The records below should be written out again, exactly.

(Some records)
>> Start

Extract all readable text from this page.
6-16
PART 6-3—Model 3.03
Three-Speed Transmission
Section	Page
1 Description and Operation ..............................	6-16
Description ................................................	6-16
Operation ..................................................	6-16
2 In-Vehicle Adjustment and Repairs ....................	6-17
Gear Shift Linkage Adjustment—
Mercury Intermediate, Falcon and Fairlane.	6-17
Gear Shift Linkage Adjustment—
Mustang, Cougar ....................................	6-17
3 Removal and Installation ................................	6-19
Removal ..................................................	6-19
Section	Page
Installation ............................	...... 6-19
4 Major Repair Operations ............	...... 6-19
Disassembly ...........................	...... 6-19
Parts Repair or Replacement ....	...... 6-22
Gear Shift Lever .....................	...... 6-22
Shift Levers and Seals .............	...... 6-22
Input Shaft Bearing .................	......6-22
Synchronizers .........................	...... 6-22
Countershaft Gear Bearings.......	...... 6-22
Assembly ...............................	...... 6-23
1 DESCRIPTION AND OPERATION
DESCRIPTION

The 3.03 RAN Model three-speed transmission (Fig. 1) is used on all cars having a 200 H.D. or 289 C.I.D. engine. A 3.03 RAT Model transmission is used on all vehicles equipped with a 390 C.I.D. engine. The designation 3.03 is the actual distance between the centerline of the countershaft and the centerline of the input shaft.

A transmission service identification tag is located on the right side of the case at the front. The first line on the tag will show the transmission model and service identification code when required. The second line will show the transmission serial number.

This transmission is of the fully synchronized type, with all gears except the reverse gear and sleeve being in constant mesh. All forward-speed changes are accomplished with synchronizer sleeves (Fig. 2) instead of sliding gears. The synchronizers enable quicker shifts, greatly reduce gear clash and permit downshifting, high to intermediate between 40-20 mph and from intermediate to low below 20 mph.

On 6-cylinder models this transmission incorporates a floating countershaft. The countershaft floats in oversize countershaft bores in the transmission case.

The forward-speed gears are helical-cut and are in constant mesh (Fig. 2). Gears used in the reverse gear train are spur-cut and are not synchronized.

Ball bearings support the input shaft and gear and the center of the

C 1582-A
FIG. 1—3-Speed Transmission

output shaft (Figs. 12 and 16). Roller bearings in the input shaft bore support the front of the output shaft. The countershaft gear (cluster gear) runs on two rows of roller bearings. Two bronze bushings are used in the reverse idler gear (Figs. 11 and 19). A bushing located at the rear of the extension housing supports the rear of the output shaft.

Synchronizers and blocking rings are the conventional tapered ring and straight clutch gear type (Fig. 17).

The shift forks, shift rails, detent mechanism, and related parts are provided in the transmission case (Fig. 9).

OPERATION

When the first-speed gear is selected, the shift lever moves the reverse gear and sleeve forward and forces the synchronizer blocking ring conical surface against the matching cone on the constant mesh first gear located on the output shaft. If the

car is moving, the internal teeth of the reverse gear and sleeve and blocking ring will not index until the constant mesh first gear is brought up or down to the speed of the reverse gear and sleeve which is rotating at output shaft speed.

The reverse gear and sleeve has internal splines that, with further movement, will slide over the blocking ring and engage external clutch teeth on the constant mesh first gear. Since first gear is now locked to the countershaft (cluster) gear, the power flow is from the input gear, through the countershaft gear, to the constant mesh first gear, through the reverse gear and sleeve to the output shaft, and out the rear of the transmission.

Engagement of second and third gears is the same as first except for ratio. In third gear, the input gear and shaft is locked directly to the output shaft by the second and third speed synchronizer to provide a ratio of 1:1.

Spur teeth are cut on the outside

>> End

» The output
Extract all readable text from this page.
6-16
PART 6-3—Model 3.03
Three-Speed Transmission
Section	Page
1 Description and Operation ..............................	6-16
Description ................................................	6-16
Operation ..................................................	6-16
2 In-Vehicle Adjustment and Repairs ....................	6-17
Gear Shift Linkage Adjustment—
Mercury Intermediate, Falcon and Fairlane.	6-17
Gear Shift Linkage Adjustment—
Mustang, Cougar ....................................	6-17
3 Removal and Installation ................................	6-19
Removal ..................................................	6-19
Section	Page
Installation ............................	...... 6-19
4 Major Repair Operations ............	...... 6-19
Disassembly ...........................	...... 6-19
Parts Repair or Replacement ....	...... 6-22
Gear Shift Lever .....................	...... 6-22
Shift Levers and Seals .............	...... 6-22
Input Shaft Bearing .................	......6-22
Synchronizers .........................	...... 6-22
Countershaft Gear Bearings.......	...... 6-22
Assembly ...............................	...... 6-23
1 DESCRIPTION AND OPERATION
DESCRIPTION

The 3.03 RAN Model three-speed transmission (Fig. 1) is used on all cars having a 200 H.D. or 289 C.I.D. engine. A 3.03 RAT Model transmission is used on all vehicles equipped with a 390 C.I.D. engine. The designation 3.03 is the actual distance between the centerline of the countershaft and the centerline of the input shaft.

A transmission service identification tag is located on the right side of the case at the front. The first line on the tag will show the transmission model and service identification code when required. The second line will show the transmission serial number.

This transmission is of the fully synchronized type, with all gears except the reverse gear and sleeve being in constant mesh. All forward-speed changes are accomplished with synchronizer sleeves (Fig. 2) instead of sliding gears. The synchronizers enable quicker shifts, greatly reduce gear clash and permit downshifting, high to intermediate between 40-20 mph and from intermediate to low below 20 mph.

On 6-cylinder models this transmission incorporates a floating countershaft. The countershaft floats in oversize countershaft bores in the transmission case.

The forward-speed gears are helical-cut and are in constant mesh (Fig. 2). Gears used in the reverse gear train are spur-cut and are not synchronized.

Ball bearings support the input shaft and gear and the center of the

C 1582-A
FIG. 1—3-Speed Transmission

output shaft (Figs. 12 and 16). Roller bearings in the input shaft bore support the front of the output shaft. The countershaft gear (cluster gear) runs on two rows of roller bearings. Two bronze bushings are used in the reverse idler gear (Figs. 11 and 19). A bushing located at the rear of the extension housing supports the rear of the output shaft.

Synchronizers and blocking rings are the conventional tapered ring and straight clutch gear type (Fig. 17).

The shift forks, shift rails, detent mechanism, and related parts are provided in the transmission case (Fig. 9).

OPERATION

When the first-speed gear is selected, the shift lever moves the reverse gear and sleeve forward and forces the synchronizer blocking ring conical surface against the matching cone on the constant mesh first gear located on the output shaft. If the

car is moving, the internal teeth of the reverse gear and sleeve and blocking ring will not index until the constant mesh first gear is brought up or down to the speed of the reverse gear and sleeve which is rotating at output shaft speed.

The reverse gear and sleeve has internal splines that, with further movement, will slide over the blocking ring and engage external clutch teeth on the constant mesh first gear. Since first gear is now locked to the countershaft (cluster) gear, the power flow is from the input gear, through the countershaft gear, to the constant mesh first gear, through the reverse gear and sleeve to the output shaft, and out the rear of the transmission.

Engagement of second and third gears is the same as first except for ratio. In third gear, the input gear and shaft is locked directly to the output shaft by the second and third speed synchronizer to provide a ratio of 1:1.

Spur teeth are cut on the outside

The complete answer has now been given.